**ASSIGNMENT:**
Return a copy of every line in the data below that contains "left".

**Dataset rows about figures:**
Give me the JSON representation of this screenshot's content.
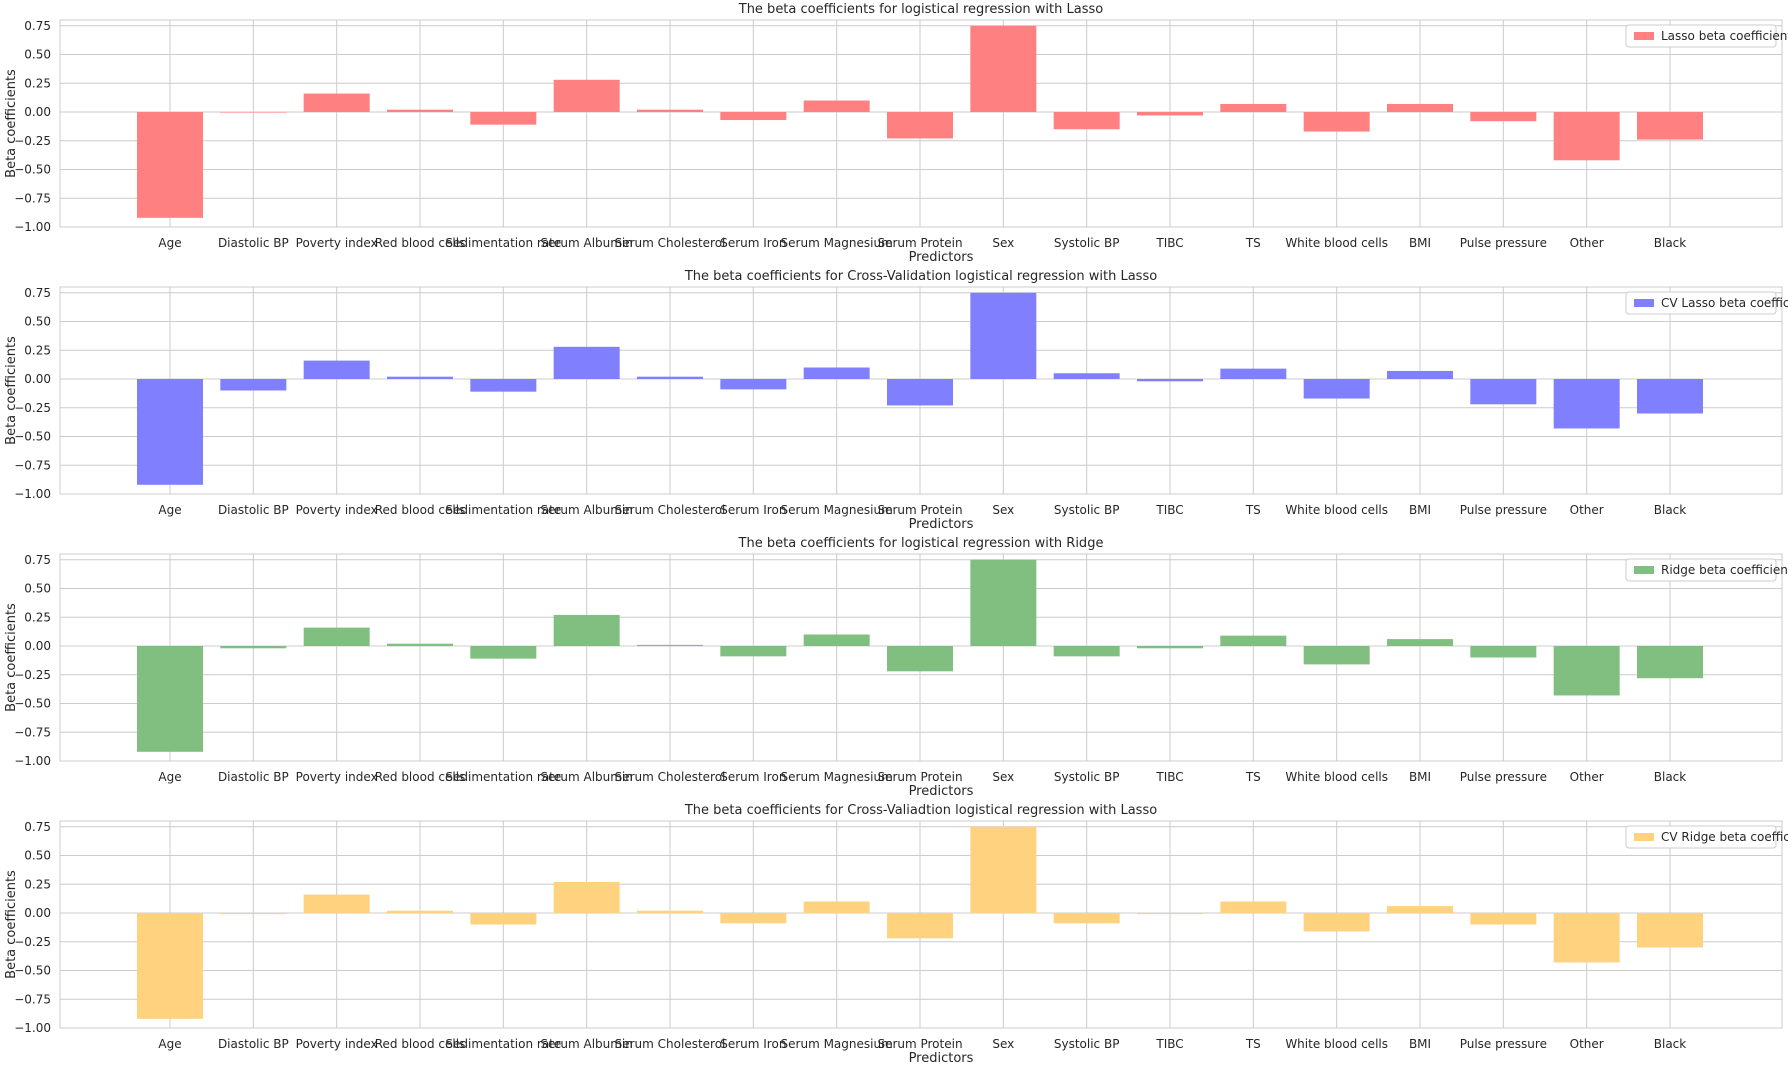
{
  "chart_data": [
    {
      "type": "bar",
      "title": "The beta coefficients for logistical regression with Lasso",
      "xlabel": "Predictors",
      "ylabel": "Beta coefficients",
      "ylim": [
        -1.0,
        0.8
      ],
      "yticks": [
        "0.75",
        "0.50",
        "0.25",
        "0.00",
        "−0.25",
        "−0.50",
        "−0.75",
        "−1.00"
      ],
      "grid": true,
      "legend": "top-right",
      "color": "#ff8080",
      "categories": [
        "Age",
        "Diastolic BP",
        "Poverty index",
        "Red blood cells",
        "Sedimentation rate",
        "Serum Albumin",
        "Serum Cholesterol",
        "Serum Iron",
        "Serum Magnesium",
        "Serum Protein",
        "Sex",
        "Systolic BP",
        "TIBC",
        "TS",
        "White blood cells",
        "BMI",
        "Pulse pressure",
        "Other",
        "Black"
      ],
      "series": [
        {
          "name": "Lasso beta coefficient",
          "values": [
            -0.92,
            0.0,
            0.16,
            0.02,
            -0.11,
            0.28,
            0.02,
            -0.07,
            0.1,
            -0.23,
            0.75,
            -0.15,
            -0.03,
            0.07,
            -0.17,
            0.07,
            -0.08,
            -0.42,
            -0.24
          ]
        }
      ]
    },
    {
      "type": "bar",
      "title": "The beta coefficients for Cross-Validation logistical regression with Lasso",
      "xlabel": "Predictors",
      "ylabel": "Beta coefficients",
      "ylim": [
        -1.0,
        0.8
      ],
      "yticks": [
        "0.75",
        "0.50",
        "0.25",
        "0.00",
        "−0.25",
        "−0.50",
        "−0.75",
        "−1.00"
      ],
      "grid": true,
      "legend": "top-right",
      "color": "#8080ff",
      "categories": [
        "Age",
        "Diastolic BP",
        "Poverty index",
        "Red blood cells",
        "Sedimentation rate",
        "Serum Albumin",
        "Serum Cholesterol",
        "Serum Iron",
        "Serum Magnesium",
        "Serum Protein",
        "Sex",
        "Systolic BP",
        "TIBC",
        "TS",
        "White blood cells",
        "BMI",
        "Pulse pressure",
        "Other",
        "Black"
      ],
      "series": [
        {
          "name": "CV Lasso beta coefficient",
          "values": [
            -0.92,
            -0.1,
            0.16,
            0.02,
            -0.11,
            0.28,
            0.02,
            -0.09,
            0.1,
            -0.23,
            0.75,
            0.05,
            -0.02,
            0.09,
            -0.17,
            0.07,
            -0.22,
            -0.43,
            -0.3
          ]
        }
      ]
    },
    {
      "type": "bar",
      "title": "The beta coefficients for logistical regression with Ridge",
      "xlabel": "Predictors",
      "ylabel": "Beta coefficients",
      "ylim": [
        -1.0,
        0.8
      ],
      "yticks": [
        "0.75",
        "0.50",
        "0.25",
        "0.00",
        "−0.25",
        "−0.50",
        "−0.75",
        "−1.00"
      ],
      "grid": true,
      "legend": "top-right",
      "color": "#80bf80",
      "categories": [
        "Age",
        "Diastolic BP",
        "Poverty index",
        "Red blood cells",
        "Sedimentation rate",
        "Serum Albumin",
        "Serum Cholesterol",
        "Serum Iron",
        "Serum Magnesium",
        "Serum Protein",
        "Sex",
        "Systolic BP",
        "TIBC",
        "TS",
        "White blood cells",
        "BMI",
        "Pulse pressure",
        "Other",
        "Black"
      ],
      "series": [
        {
          "name": "Ridge beta coefficient",
          "values": [
            -0.92,
            -0.02,
            0.16,
            0.02,
            -0.11,
            0.27,
            0.01,
            -0.09,
            0.1,
            -0.22,
            0.75,
            -0.09,
            -0.02,
            0.09,
            -0.16,
            0.06,
            -0.1,
            -0.43,
            -0.28
          ]
        }
      ]
    },
    {
      "type": "bar",
      "title": "The beta coefficients for Cross-Valiadtion logistical regression with Lasso",
      "xlabel": "Predictors",
      "ylabel": "Beta coefficients",
      "ylim": [
        -1.0,
        0.8
      ],
      "yticks": [
        "0.75",
        "0.50",
        "0.25",
        "0.00",
        "−0.25",
        "−0.50",
        "−0.75",
        "−1.00"
      ],
      "grid": true,
      "legend": "top-right",
      "color": "#ffd280",
      "categories": [
        "Age",
        "Diastolic BP",
        "Poverty index",
        "Red blood cells",
        "Sedimentation rate",
        "Serum Albumin",
        "Serum Cholesterol",
        "Serum Iron",
        "Serum Magnesium",
        "Serum Protein",
        "Sex",
        "Systolic BP",
        "TIBC",
        "TS",
        "White blood cells",
        "BMI",
        "Pulse pressure",
        "Other",
        "Black"
      ],
      "series": [
        {
          "name": "CV Ridge beta coefficient",
          "values": [
            -0.92,
            -0.01,
            0.16,
            0.02,
            -0.1,
            0.27,
            0.02,
            -0.09,
            0.1,
            -0.22,
            0.75,
            -0.09,
            -0.01,
            0.1,
            -0.16,
            0.06,
            -0.1,
            -0.43,
            -0.3
          ]
        }
      ]
    }
  ]
}
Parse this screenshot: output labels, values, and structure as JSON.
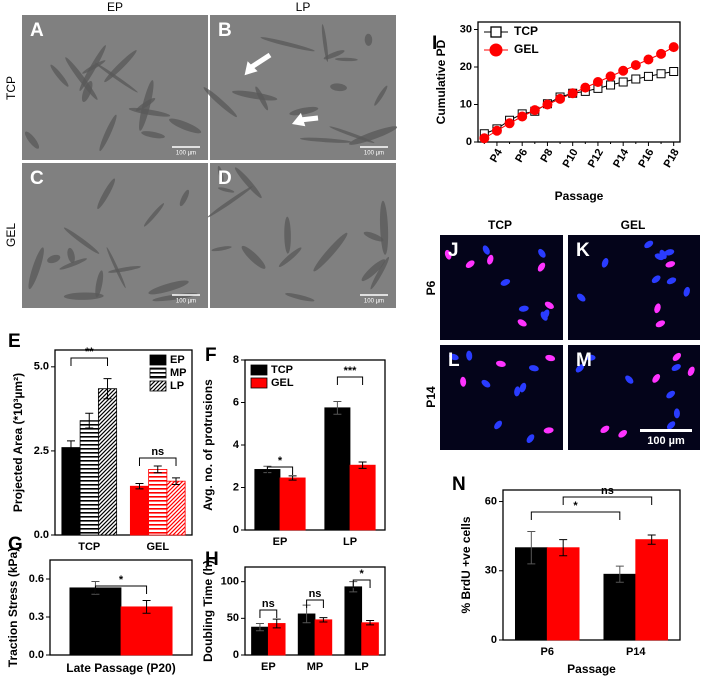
{
  "figure": {
    "micrographs": {
      "columns": [
        "EP",
        "LP"
      ],
      "rows": [
        "TCP",
        "GEL"
      ],
      "panels": [
        "A",
        "B",
        "C",
        "D"
      ],
      "scale_bar": "100 µm"
    },
    "fluorescence": {
      "columns": [
        "TCP",
        "GEL"
      ],
      "rows": [
        "P6",
        "P14"
      ],
      "panels": [
        "J",
        "K",
        "L",
        "M"
      ],
      "scale_bar": "100 µm"
    }
  },
  "chart_data": [
    {
      "type": "bar",
      "panel": "E",
      "ylabel": "Projected Area (*10³µm²)",
      "categories": [
        "TCP",
        "GEL"
      ],
      "category_colors": [
        "#000000",
        "#ff0000"
      ],
      "series": [
        {
          "name": "EP",
          "pattern": "solid",
          "values": [
            2.6,
            1.45
          ],
          "errors": [
            0.2,
            0.08
          ]
        },
        {
          "name": "MP",
          "pattern": "horizontal",
          "values": [
            3.4,
            1.95
          ],
          "errors": [
            0.22,
            0.1
          ]
        },
        {
          "name": "LP",
          "pattern": "diagonal",
          "values": [
            4.35,
            1.6
          ],
          "errors": [
            0.3,
            0.1
          ]
        }
      ],
      "ylim": [
        0,
        5.5
      ],
      "yticks": [
        {
          "value": 0,
          "label": "0.0"
        },
        2.5,
        {
          "value": 5,
          "label": "5.0"
        }
      ],
      "legend": "upper right",
      "annotations": [
        "**",
        "ns"
      ]
    },
    {
      "type": "bar",
      "panel": "F",
      "ylabel": "Avg. no. of protrusions",
      "categories": [
        "EP",
        "LP"
      ],
      "series": [
        {
          "name": "TCP",
          "color": "#000000",
          "values": [
            2.85,
            5.75
          ],
          "errors": [
            0.15,
            0.3
          ]
        },
        {
          "name": "GEL",
          "color": "#ff0000",
          "values": [
            2.45,
            3.05
          ],
          "errors": [
            0.1,
            0.15
          ]
        }
      ],
      "ylim": [
        0,
        8
      ],
      "yticks": [
        0,
        2,
        4,
        6,
        8
      ],
      "legend": "upper left",
      "annotations": [
        "*",
        "***"
      ]
    },
    {
      "type": "bar",
      "panel": "G",
      "ylabel": "Traction Stress (kPa)",
      "xlabel": "Late Passage (P20)",
      "series": [
        {
          "color": "#000000",
          "values": [
            0.53
          ],
          "errors": [
            0.05
          ]
        },
        {
          "color": "#ff0000",
          "values": [
            0.38
          ],
          "errors": [
            0.05
          ]
        }
      ],
      "ylim": [
        0,
        0.75
      ],
      "yticks": [
        {
          "value": 0,
          "label": "0.0"
        },
        0.3,
        0.6
      ],
      "annotations": [
        "*"
      ]
    },
    {
      "type": "bar",
      "panel": "H",
      "ylabel": "Doubling Time (h)",
      "xlabel": "Passage",
      "categories": [
        "EP",
        "MP",
        "LP"
      ],
      "series": [
        {
          "color": "#000000",
          "values": [
            38,
            56,
            93
          ],
          "errors": [
            5,
            12,
            7
          ]
        },
        {
          "color": "#ff0000",
          "values": [
            43,
            48,
            44
          ],
          "errors": [
            6,
            3,
            3
          ]
        }
      ],
      "ylim": [
        0,
        120
      ],
      "yticks": [
        0,
        50,
        100
      ],
      "annotations": [
        "ns",
        "ns",
        "*"
      ]
    },
    {
      "type": "line",
      "panel": "I",
      "ylabel": "Cumulative PD",
      "xlabel": "Passage",
      "categories": [
        null,
        "P4",
        null,
        "P6",
        null,
        "P8",
        null,
        "P10",
        null,
        "P12",
        null,
        "P14",
        null,
        "P16",
        null,
        "P18"
      ],
      "series": [
        {
          "name": "TCP",
          "color": "#000000",
          "marker": "square",
          "filled": false,
          "values": [
            2.2,
            3.5,
            5.8,
            7.5,
            8.2,
            10.2,
            12,
            13,
            13.5,
            14.3,
            15.2,
            16,
            16.8,
            17.5,
            18.2,
            18.8
          ]
        },
        {
          "name": "GEL",
          "color": "#ff0000",
          "marker": "circle",
          "filled": true,
          "values": [
            1,
            3,
            5,
            6.8,
            8.5,
            10,
            11.5,
            13,
            14.5,
            16,
            17.5,
            19,
            20.5,
            22,
            23.5,
            25.3
          ]
        }
      ],
      "ylim": [
        0,
        32
      ],
      "yticks": [
        0,
        10,
        20,
        30
      ],
      "legend": "upper left"
    },
    {
      "type": "bar",
      "panel": "N",
      "ylabel": "% BrdU +ve cells",
      "xlabel": "Passage",
      "categories": [
        "P6",
        "P14"
      ],
      "series": [
        {
          "color": "#000000",
          "values": [
            40,
            28.5
          ],
          "errors": [
            7,
            3.5
          ]
        },
        {
          "color": "#ff0000",
          "values": [
            40,
            43.5
          ],
          "errors": [
            3.5,
            2
          ]
        }
      ],
      "ylim": [
        0,
        65
      ],
      "yticks": [
        0,
        30,
        60
      ],
      "annotations": [
        "*",
        "ns"
      ]
    }
  ]
}
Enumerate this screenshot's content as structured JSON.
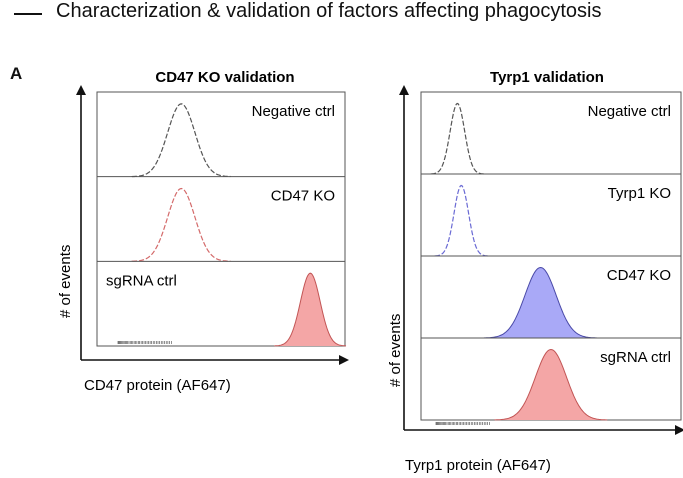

**ANSWER FOR THIS EXERCISE:**
      "legend": "upper left",
      "legend": "upper left"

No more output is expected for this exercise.